• _TASK_: Records follow. Select each line holding "Thanks".

• _Lines of data_:
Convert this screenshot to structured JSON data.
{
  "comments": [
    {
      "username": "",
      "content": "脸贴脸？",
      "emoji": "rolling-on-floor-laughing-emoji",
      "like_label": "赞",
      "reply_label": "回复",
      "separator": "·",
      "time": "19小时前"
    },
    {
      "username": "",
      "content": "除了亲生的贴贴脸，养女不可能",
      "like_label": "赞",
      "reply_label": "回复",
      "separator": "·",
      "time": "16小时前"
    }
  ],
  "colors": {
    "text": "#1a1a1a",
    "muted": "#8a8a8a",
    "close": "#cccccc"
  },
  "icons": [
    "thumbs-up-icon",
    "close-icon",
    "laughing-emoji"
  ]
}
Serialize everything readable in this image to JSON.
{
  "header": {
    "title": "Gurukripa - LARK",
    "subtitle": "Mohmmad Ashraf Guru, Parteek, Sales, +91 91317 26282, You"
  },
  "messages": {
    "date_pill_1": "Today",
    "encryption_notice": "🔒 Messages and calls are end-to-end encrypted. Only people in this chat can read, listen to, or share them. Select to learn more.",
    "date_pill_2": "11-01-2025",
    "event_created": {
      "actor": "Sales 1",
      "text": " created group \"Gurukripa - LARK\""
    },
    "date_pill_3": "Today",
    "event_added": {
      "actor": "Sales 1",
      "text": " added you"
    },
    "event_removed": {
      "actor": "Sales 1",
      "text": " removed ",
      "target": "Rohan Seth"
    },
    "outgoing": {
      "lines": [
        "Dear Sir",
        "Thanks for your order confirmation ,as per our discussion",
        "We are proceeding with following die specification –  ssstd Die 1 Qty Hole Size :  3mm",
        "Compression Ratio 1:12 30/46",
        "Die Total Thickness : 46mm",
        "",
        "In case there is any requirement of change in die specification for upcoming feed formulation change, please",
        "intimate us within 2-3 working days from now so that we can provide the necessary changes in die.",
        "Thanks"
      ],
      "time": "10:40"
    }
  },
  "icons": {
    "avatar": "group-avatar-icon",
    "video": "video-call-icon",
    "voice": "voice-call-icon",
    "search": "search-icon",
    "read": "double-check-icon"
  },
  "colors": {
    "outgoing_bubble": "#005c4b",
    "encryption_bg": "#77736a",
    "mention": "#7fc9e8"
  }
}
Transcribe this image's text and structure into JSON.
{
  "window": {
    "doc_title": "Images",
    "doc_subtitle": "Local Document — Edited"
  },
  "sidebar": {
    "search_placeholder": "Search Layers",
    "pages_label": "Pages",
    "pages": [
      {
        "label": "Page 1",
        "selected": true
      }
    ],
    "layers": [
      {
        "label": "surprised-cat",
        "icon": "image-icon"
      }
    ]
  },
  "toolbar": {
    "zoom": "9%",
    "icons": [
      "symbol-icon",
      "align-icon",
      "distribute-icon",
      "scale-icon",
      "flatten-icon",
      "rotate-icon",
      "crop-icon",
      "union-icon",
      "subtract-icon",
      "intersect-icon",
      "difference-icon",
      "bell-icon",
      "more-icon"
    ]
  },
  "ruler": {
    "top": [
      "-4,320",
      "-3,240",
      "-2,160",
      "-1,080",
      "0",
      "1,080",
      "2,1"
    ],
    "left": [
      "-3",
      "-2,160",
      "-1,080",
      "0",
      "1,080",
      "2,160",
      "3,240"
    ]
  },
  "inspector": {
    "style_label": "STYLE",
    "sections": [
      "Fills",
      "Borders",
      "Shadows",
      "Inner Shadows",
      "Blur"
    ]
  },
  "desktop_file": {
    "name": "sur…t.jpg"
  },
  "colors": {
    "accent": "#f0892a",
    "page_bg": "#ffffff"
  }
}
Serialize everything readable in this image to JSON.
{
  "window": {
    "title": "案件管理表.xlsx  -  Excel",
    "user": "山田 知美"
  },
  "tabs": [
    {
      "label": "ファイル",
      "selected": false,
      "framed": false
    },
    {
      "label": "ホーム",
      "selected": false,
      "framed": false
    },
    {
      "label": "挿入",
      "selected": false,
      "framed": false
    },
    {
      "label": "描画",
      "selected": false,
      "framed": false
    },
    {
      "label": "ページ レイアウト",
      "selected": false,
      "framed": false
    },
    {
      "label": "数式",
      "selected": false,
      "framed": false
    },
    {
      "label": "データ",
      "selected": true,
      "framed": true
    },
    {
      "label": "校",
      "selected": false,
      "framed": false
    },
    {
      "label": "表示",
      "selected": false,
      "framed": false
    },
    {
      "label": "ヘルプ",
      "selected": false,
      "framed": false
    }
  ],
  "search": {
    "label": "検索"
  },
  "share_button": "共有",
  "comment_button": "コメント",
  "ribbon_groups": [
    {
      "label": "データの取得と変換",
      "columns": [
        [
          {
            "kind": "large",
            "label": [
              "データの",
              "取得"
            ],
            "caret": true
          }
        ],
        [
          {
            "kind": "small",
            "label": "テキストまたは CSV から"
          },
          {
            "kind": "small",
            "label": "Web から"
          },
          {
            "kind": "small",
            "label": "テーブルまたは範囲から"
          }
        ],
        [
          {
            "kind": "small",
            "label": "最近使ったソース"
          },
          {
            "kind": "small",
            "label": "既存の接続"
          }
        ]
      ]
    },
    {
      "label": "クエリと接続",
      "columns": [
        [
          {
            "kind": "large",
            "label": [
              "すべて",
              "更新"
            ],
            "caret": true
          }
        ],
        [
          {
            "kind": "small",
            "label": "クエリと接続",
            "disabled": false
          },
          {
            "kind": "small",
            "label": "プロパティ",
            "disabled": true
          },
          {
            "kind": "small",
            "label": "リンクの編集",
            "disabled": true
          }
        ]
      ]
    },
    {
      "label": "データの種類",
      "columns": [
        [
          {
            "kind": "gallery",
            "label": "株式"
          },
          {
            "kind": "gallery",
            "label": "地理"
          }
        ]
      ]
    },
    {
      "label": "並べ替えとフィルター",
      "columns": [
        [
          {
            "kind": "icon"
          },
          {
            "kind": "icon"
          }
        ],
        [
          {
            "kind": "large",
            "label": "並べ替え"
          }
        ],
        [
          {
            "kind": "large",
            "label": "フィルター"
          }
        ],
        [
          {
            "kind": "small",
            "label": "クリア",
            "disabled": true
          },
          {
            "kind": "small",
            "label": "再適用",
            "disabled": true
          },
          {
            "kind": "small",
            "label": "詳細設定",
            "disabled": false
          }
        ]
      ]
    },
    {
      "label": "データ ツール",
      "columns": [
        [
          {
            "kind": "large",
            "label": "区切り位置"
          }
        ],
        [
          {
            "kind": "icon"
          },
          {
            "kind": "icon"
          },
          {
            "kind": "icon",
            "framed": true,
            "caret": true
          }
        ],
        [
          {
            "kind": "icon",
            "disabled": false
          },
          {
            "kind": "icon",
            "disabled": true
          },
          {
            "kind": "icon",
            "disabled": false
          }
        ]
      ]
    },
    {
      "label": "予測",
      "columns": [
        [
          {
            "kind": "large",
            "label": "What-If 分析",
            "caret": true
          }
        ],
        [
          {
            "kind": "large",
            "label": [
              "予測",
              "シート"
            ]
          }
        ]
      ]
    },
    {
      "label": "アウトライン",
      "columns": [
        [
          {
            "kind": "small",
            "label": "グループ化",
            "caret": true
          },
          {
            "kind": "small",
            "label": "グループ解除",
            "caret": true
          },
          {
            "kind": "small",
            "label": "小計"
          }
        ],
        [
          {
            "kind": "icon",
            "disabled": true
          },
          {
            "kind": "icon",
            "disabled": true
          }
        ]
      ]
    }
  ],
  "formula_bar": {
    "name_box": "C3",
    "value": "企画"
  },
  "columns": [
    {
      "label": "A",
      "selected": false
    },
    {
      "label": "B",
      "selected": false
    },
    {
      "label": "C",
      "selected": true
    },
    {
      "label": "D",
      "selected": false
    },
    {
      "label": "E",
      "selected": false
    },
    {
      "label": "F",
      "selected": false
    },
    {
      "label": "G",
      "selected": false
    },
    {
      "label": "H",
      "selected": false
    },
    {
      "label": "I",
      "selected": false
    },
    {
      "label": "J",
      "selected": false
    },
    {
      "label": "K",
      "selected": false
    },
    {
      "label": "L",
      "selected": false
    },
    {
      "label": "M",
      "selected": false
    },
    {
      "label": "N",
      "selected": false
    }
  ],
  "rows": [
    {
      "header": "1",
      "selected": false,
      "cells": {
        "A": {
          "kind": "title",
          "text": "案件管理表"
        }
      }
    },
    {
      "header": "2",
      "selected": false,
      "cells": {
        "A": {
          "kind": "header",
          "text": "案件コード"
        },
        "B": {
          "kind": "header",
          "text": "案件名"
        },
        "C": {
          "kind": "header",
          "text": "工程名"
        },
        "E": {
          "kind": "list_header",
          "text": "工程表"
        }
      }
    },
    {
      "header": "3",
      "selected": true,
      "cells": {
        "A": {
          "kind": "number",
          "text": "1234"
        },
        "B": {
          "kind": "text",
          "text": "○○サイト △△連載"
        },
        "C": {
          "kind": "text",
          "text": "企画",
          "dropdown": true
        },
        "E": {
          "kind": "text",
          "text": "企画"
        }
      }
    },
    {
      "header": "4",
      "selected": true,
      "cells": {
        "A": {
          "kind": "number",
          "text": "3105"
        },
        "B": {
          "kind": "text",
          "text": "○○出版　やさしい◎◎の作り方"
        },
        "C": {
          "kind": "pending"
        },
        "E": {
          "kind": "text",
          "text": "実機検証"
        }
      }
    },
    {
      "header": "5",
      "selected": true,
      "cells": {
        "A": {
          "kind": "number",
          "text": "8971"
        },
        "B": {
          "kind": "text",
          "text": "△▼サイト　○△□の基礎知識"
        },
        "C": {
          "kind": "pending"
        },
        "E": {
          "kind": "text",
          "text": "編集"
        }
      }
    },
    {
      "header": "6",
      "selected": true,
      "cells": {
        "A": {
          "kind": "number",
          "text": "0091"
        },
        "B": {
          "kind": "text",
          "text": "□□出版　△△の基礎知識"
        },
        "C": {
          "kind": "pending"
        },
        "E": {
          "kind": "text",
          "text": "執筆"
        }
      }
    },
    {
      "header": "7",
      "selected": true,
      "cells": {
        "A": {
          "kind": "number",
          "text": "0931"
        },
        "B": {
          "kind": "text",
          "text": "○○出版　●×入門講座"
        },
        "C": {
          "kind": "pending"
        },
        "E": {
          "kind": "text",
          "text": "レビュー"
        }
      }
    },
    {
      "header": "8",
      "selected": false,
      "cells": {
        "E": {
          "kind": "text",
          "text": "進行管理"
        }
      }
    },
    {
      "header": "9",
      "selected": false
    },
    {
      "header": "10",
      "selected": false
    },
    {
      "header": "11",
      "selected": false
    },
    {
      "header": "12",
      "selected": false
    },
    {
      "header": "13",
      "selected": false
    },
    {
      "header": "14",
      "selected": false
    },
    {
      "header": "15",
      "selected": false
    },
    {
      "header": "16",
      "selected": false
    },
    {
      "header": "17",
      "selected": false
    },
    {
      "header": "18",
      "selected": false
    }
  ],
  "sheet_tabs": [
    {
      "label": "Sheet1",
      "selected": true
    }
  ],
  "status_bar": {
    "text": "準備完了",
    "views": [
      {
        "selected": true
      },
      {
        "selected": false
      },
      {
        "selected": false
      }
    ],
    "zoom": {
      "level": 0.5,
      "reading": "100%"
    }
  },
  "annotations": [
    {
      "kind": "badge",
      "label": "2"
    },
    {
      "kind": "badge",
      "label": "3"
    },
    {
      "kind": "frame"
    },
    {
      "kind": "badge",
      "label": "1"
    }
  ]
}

• _TASK RESULT_:
        "Thanks for your order confirmation ,as per our discussion",
        "Thanks"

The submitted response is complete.